# WHAT YOU NEED TO DO:
Extract the data exactly, missing nothing.

# GIVEN INFORMATION:
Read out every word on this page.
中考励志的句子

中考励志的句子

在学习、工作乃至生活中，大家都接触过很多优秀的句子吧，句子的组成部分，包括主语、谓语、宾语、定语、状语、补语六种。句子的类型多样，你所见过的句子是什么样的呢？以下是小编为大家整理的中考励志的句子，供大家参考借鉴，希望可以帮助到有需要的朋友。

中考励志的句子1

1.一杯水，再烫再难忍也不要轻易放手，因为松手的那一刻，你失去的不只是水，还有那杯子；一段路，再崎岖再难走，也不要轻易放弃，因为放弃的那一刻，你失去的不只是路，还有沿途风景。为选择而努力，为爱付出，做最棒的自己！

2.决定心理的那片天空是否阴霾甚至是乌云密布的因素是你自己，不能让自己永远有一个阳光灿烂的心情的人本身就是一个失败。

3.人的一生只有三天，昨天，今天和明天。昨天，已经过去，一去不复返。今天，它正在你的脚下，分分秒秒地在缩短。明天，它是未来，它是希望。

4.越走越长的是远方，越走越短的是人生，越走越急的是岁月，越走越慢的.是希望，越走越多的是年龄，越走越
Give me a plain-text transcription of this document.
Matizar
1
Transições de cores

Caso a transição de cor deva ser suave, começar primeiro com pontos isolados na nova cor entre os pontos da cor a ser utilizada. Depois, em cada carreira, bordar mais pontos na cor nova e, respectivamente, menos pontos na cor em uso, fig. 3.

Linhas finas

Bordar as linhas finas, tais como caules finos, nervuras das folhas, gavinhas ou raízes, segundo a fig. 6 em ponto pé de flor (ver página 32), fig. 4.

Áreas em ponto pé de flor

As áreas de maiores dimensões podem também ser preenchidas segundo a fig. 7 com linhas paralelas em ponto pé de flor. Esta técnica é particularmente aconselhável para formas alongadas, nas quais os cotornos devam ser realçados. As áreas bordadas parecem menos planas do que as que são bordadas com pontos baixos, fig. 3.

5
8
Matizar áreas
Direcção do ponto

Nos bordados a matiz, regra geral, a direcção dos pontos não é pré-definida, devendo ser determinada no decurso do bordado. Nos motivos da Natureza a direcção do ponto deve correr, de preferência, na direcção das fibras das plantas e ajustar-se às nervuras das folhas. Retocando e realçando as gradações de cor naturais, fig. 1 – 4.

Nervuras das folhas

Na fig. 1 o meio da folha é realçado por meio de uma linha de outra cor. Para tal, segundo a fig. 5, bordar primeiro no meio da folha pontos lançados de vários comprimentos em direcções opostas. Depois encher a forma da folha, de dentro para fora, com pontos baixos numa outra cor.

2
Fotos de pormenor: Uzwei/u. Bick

# REPLY:
Read out every word on this page.
中考励志的句子

中考励志的句子

在学习、工作乃至生活中，大家都接触过很多优秀的句子吧，句子的组成部分，包括主语、谓语、宾语、定语、状语、补语六种。句子的类型多样，你所见过的句子是什么样的呢？以下是小编为大家整理的中考励志的句子，供大家参考借鉴，希望可以帮助到有需要的朋友。

中考励志的句子1

1.一杯水，再烫再难忍也不要轻易放手，因为松手的那一刻，你失去的不只是水，还有那杯子；一段路，再崎岖再难走，也不要轻易放弃，因为放弃的那一刻，你失去的不只是路，还有沿途风景。为选择而努力，为爱付出，做最棒的自己！

2.决定心理的那片天空是否阴霾甚至是乌云密布的因素是你自己，不能让自己永远有一个阳光灿烂的心情的人本身就是一个失败。

3.人的一生只有三天，昨天，今天和明天。昨天，已经过去，一去不复返。今天，它正在你的脚下，分分秒秒地在缩短。明天，它是未来，它是希望。

4.越走越长的是远方，越走越短的是人生，越走越急的是岁月，越走越慢的.是希望，越走越多的是年龄，越走越
Give me a plain-text transcription of this document.
Matizar
1
Transições de cores

Caso a transição de cor deva ser suave, começar primeiro com pontos isolados na nova cor entre os pontos da cor a ser utilizada. Depois, em cada carreira, bordar mais pontos na cor nova e, respectivamente, menos pontos na cor em uso, fig. 3.

Linhas finas

Bordar as linhas finas, tais como caules finos, nervuras das folhas, gavinhas ou raízes, segundo a fig. 6 em ponto pé de flor (ver página 32), fig. 4.

Áreas em ponto pé de flor

As áreas de maiores dimensões podem também ser preenchidas segundo a fig. 7 com linhas paralelas em ponto pé de flor. Esta técnica é particularmente aconselhável para formas alongadas, nas quais os cotornos devam ser realçados. As áreas bordadas parecem menos planas do que as que são bordadas com pontos baixos, fig. 3.

5
8
Matizar áreas
Direcção do ponto

Nos bordados a matiz, regra geral, a direcção dos pontos não é pré-definida, devendo ser determinada no decurso do bordado. Nos motivos da Natureza a direcção do ponto deve correr, de preferência, na direcção das fibras das plantas e ajustar-se às nervuras das folhas. Retocando e realçando as gradações de cor naturais, fig. 1 – 4.

Nervuras das folhas

Na fig. 1 o meio da folha é realçado por meio de uma linha de outra cor. Para tal, segundo a fig. 5, bordar primeiro no meio da folha pontos lançados de vários comprimentos em direcções opostas. Depois encher a forma da folha, de dentro para fora, com pontos baixos numa outra cor.

2
Fotos de pormenor: Uzwei/u. Bick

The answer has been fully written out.